*Problem*
Omit the pictures and return every entry exactly as written.

==== Material for the task ====

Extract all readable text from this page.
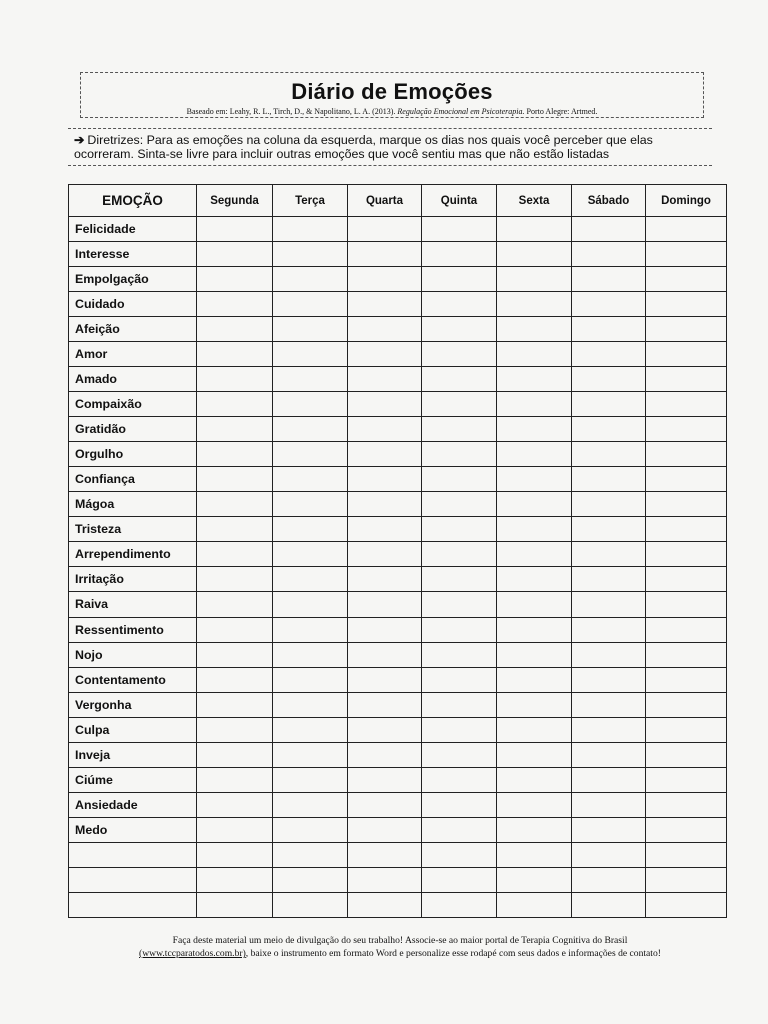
Diário de Emoções
Baseado em: Leahy, R. L., Tirch, D., & Napolitano, L. A. (2013). Regulação Emocional em Psicoterapia. Porto Alegre: Artmed.
➔ Diretrizes: Para as emoções na coluna da esquerda, marque os dias nos quais você perceber que elas ocorreram. Sinta-se livre para incluir outras emoções que você sentiu mas que não estão listadas
EMOÇÃO	Segunda	Terça	Quarta	Quinta	Sexta	Sábado	Domingo
Felicidade							
Interesse							
Empolgação							
Cuidado							
Afeição							
Amor							
Amado							
Compaixão							
Gratidão							
Orgulho							
Confiança							
Mágoa							
Tristeza							
Arrependimento							
Irritação							
Raiva							
Ressentimento							
Nojo							
Contentamento							
Vergonha							
Culpa							
Inveja							
Ciúme							
Ansiedade							
Medo							

Faça deste material um meio de divulgação do seu trabalho! Associe-se ao maior portal de Terapia Cognitiva do Brasil
(www.tccparatodos.com.br), baixe o instrumento em formato Word e personalize esse rodapé com seus dados e informações de contato!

====

*Finished task*
Extract all readable text from this page.
Diário de Emoções
Baseado em: Leahy, R. L., Tirch, D., & Napolitano, L. A. (2013). Regulação Emocional em Psicoterapia. Porto Alegre: Artmed.
➔ Diretrizes: Para as emoções na coluna da esquerda, marque os dias nos quais você perceber que elas ocorreram. Sinta-se livre para incluir outras emoções que você sentiu mas que não estão listadas
EMOÇÃO	Segunda	Terça	Quarta	Quinta	Sexta	Sábado	Domingo
Felicidade							
Interesse							
Empolgação							
Cuidado							
Afeição							
Amor							
Amado							
Compaixão							
Gratidão							
Orgulho							
Confiança							
Mágoa							
Tristeza							
Arrependimento							
Irritação							
Raiva							
Ressentimento							
Nojo							
Contentamento							
Vergonha							
Culpa							
Inveja							
Ciúme							
Ansiedade							
Medo							

Faça deste material um meio de divulgação do seu trabalho! Associe-se ao maior portal de Terapia Cognitiva do Brasil
(www.tccparatodos.com.br), baixe o instrumento em formato Word e personalize esse rodapé com seus dados e informações de contato!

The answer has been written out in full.